▸ What the exercise asks: Search the entries for the word "declaration" and pull out each line that has it.
─── Listed entries ───
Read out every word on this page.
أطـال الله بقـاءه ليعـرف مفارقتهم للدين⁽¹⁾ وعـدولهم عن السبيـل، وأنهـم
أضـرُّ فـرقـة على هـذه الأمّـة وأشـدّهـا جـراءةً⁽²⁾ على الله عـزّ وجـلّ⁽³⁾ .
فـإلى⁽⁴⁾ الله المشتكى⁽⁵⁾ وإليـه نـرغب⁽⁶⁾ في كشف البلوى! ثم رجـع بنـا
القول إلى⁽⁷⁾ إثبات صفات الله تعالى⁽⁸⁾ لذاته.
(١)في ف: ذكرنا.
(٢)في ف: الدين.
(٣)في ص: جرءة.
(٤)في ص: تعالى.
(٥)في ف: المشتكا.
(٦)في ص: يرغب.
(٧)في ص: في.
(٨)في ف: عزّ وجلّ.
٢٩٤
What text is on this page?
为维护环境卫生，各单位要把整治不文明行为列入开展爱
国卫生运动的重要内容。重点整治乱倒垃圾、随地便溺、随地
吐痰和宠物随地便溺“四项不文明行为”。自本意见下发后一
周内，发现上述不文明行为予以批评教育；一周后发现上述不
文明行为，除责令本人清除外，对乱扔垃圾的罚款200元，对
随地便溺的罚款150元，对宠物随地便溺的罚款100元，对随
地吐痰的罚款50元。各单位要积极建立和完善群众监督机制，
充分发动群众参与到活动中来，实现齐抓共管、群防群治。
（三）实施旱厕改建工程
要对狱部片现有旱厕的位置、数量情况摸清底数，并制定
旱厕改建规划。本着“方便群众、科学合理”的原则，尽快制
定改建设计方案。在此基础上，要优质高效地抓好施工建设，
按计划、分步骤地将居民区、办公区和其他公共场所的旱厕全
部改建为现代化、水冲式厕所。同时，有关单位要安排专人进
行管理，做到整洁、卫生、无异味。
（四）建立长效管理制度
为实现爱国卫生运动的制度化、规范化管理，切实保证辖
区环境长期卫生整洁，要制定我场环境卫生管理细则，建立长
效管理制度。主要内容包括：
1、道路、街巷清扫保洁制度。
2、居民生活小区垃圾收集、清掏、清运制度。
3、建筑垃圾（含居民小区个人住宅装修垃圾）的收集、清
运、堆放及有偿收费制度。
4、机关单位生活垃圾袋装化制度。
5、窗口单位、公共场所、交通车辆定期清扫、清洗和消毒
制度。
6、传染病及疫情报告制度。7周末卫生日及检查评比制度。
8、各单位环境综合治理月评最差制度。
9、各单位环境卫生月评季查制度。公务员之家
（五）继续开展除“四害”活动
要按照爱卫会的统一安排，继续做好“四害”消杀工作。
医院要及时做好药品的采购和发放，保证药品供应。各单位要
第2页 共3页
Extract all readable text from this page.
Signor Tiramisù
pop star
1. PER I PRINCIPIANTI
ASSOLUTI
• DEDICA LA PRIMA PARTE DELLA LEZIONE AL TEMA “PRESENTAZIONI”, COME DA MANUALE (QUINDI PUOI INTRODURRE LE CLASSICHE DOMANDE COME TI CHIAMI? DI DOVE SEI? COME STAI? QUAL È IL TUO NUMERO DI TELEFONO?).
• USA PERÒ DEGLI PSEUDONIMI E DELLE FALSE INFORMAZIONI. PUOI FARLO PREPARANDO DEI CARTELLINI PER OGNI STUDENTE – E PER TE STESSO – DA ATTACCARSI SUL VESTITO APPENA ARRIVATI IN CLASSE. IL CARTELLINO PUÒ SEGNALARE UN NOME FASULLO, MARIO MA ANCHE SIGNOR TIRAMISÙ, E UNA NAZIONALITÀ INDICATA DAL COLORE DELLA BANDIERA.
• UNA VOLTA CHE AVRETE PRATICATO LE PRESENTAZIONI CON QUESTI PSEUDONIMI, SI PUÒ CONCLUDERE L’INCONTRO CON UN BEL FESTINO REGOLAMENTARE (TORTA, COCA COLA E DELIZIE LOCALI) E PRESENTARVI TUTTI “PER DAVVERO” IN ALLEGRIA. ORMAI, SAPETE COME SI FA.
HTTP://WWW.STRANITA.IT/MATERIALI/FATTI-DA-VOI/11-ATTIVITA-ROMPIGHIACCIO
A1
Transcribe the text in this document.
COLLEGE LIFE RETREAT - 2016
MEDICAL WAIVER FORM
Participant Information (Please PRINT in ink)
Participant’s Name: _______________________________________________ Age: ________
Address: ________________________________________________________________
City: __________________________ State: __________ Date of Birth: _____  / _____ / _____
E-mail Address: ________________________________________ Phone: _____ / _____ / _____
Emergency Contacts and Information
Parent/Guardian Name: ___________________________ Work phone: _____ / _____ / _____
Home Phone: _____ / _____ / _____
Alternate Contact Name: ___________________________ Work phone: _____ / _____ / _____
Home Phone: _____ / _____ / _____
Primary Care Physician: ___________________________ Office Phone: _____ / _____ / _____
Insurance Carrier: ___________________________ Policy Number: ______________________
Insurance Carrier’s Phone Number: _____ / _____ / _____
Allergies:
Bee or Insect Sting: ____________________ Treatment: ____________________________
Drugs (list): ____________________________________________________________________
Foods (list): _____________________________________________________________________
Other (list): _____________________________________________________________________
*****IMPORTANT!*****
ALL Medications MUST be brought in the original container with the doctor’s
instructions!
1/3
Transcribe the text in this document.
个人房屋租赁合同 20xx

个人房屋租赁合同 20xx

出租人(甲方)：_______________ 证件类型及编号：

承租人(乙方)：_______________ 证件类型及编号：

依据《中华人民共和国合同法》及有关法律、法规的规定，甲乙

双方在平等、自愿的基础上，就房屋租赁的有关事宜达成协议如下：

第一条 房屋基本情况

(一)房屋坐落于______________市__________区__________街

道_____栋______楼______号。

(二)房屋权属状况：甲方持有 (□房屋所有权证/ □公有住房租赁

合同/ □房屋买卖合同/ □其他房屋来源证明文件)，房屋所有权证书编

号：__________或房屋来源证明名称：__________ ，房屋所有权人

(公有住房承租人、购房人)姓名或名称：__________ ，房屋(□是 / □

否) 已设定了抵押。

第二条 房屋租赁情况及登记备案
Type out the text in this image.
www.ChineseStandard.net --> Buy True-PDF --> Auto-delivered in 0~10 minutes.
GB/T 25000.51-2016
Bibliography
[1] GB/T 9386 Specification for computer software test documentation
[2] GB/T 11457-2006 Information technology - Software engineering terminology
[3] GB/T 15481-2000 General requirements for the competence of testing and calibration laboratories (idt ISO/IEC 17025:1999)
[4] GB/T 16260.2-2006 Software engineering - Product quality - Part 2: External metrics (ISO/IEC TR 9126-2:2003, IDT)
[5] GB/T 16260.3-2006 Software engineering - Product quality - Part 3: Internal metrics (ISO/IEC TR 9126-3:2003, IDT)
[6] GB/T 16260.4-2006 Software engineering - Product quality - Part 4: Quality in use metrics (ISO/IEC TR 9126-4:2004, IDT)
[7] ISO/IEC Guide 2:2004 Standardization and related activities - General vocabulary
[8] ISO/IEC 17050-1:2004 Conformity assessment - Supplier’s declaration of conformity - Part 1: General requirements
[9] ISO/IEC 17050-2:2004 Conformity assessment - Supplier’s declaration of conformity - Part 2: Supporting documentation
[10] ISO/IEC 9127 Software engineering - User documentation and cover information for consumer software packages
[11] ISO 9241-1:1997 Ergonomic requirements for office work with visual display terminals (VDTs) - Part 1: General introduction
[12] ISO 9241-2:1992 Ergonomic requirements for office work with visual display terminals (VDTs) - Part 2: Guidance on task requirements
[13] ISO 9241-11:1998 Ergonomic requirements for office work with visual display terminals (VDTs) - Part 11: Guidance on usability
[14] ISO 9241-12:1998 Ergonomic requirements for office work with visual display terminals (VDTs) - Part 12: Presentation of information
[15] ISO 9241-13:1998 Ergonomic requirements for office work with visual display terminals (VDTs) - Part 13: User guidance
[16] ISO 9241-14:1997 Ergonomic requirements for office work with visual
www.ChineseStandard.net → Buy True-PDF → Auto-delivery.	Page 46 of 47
───
▸ Reply:
[8] ISO/IEC 17050-1:2004 Conformity assessment - Supplier’s declaration of conformity - Part 1: General requirements
[9] ISO/IEC 17050-2:2004 Conformity assessment - Supplier’s declaration of conformity - Part 2: Supporting documentation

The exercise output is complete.